▶ _What the task asks_
Return the listing below unchanged, minus its pictures.

▶ _Given information_
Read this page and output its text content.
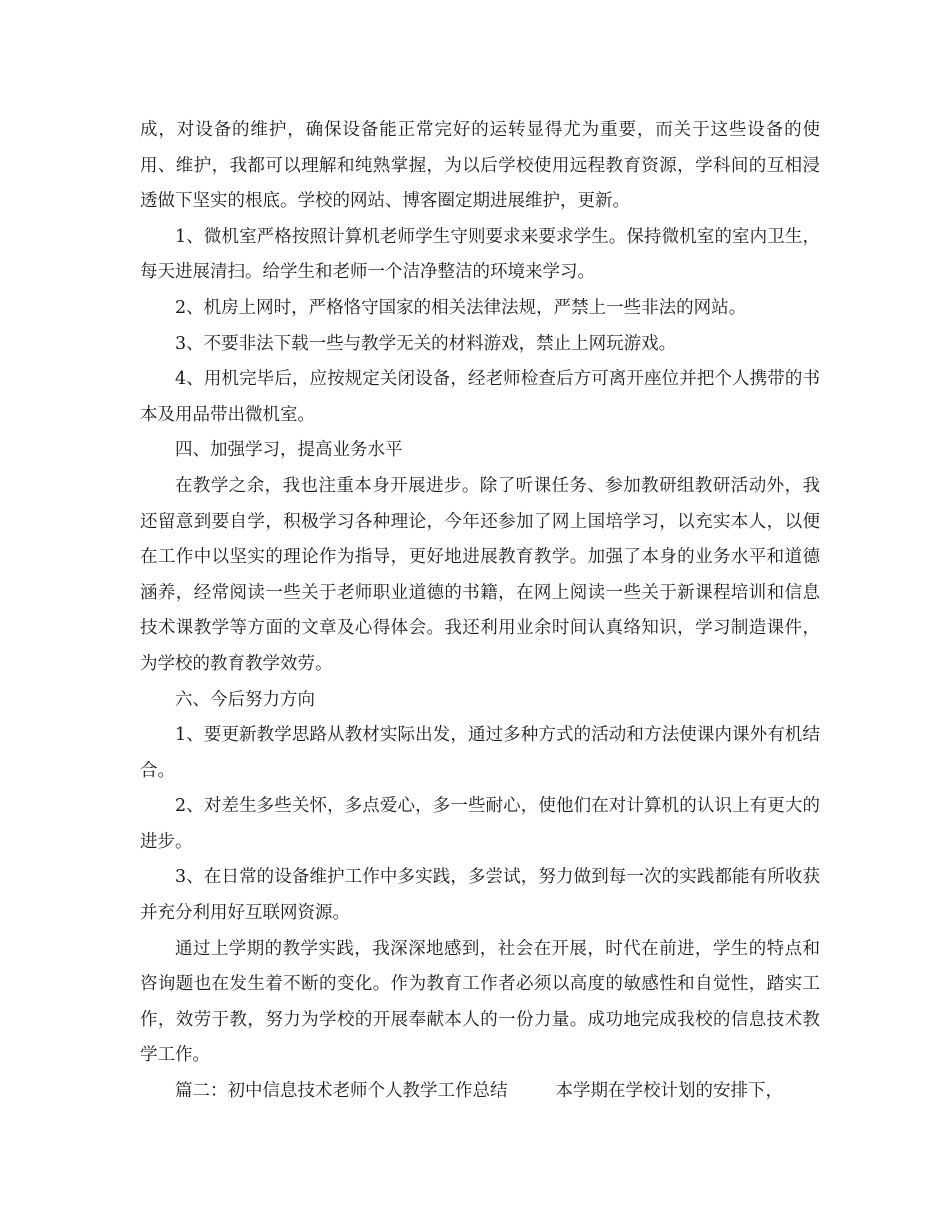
成，对设备的维护，确保设备能正常完好的运转显得尤为重要，而关于这些设备的使用、维护，我都可以理解和纯熟掌握，为以后学校使用远程教育资源，学科间的互相浸透做下坚实的根底。学校的网站、博客圈定期进展维护，更新。

1、微机室严格按照计算机老师学生守则要求来要求学生。保持微机室的室内卫生，每天进展清扫。给学生和老师一个洁净整洁的环境来学习。

2、机房上网时，严格恪守国家的相关法律法规，严禁上一些非法的网站。

3、不要非法下载一些与教学无关的材料游戏，禁止上网玩游戏。

4、用机完毕后，应按规定关闭设备，经老师检查后方可离开座位并把个人携带的书本及用品带出微机室。

四、加强学习，提高业务水平

在教学之余，我也注重本身开展进步。除了听课任务、参加教研组教研活动外，我还留意到要自学，积极学习各种理论，今年还参加了网上国培学习，以充实本人，以便在工作中以坚实的理论作为指导，更好地进展教育教学。加强了本身的业务水平和道德涵养，经常阅读一些关于老师职业道德的书籍，在网上阅读一些关于新课程培训和信息技术课教学等方面的文章及心得体会。我还利用业余时间认真络知识，学习制造课件，为学校的教育教学效劳。

六、今后努力方向

1、要更新教学思路从教材实际出发，通过多种方式的活动和方法使课内课外有机结合。

2、对差生多些关怀，多点爱心，多一些耐心，使他们在对计算机的认识上有更大的进步。

3、在日常的设备维护工作中多实践，多尝试，努力做到每一次的实践都能有所收获并充分利用好互联网资源。

通过上学期的教学实践，我深深地感到，社会在开展，时代在前进，学生的特点和咨询题也在发生着不断的变化。作为教育工作者必须以高度的敏感性和自觉性，踏实工作，效劳于教，努力为学校的开展奉献本人的一份力量。成功地完成我校的信息技术教学工作。

篇二：初中信息技术老师个人教学工作总结	本学期在学校计划的安排下，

▶ _Result_
Read this page and output its text content.
成，对设备的维护，确保设备能正常完好的运转显得尤为重要，而关于这些设备的使用、维护，我都可以理解和纯熟掌握，为以后学校使用远程教育资源，学科间的互相浸透做下坚实的根底。学校的网站、博客圈定期进展维护，更新。

1、微机室严格按照计算机老师学生守则要求来要求学生。保持微机室的室内卫生，每天进展清扫。给学生和老师一个洁净整洁的环境来学习。

2、机房上网时，严格恪守国家的相关法律法规，严禁上一些非法的网站。

3、不要非法下载一些与教学无关的材料游戏，禁止上网玩游戏。

4、用机完毕后，应按规定关闭设备，经老师检查后方可离开座位并把个人携带的书本及用品带出微机室。

四、加强学习，提高业务水平

在教学之余，我也注重本身开展进步。除了听课任务、参加教研组教研活动外，我还留意到要自学，积极学习各种理论，今年还参加了网上国培学习，以充实本人，以便在工作中以坚实的理论作为指导，更好地进展教育教学。加强了本身的业务水平和道德涵养，经常阅读一些关于老师职业道德的书籍，在网上阅读一些关于新课程培训和信息技术课教学等方面的文章及心得体会。我还利用业余时间认真络知识，学习制造课件，为学校的教育教学效劳。

六、今后努力方向

1、要更新教学思路从教材实际出发，通过多种方式的活动和方法使课内课外有机结合。

2、对差生多些关怀，多点爱心，多一些耐心，使他们在对计算机的认识上有更大的进步。

3、在日常的设备维护工作中多实践，多尝试，努力做到每一次的实践都能有所收获并充分利用好互联网资源。

通过上学期的教学实践，我深深地感到，社会在开展，时代在前进，学生的特点和咨询题也在发生着不断的变化。作为教育工作者必须以高度的敏感性和自觉性，踏实工作，效劳于教，努力为学校的开展奉献本人的一份力量。成功地完成我校的信息技术教学工作。

篇二：初中信息技术老师个人教学工作总结	本学期在学校计划的安排下，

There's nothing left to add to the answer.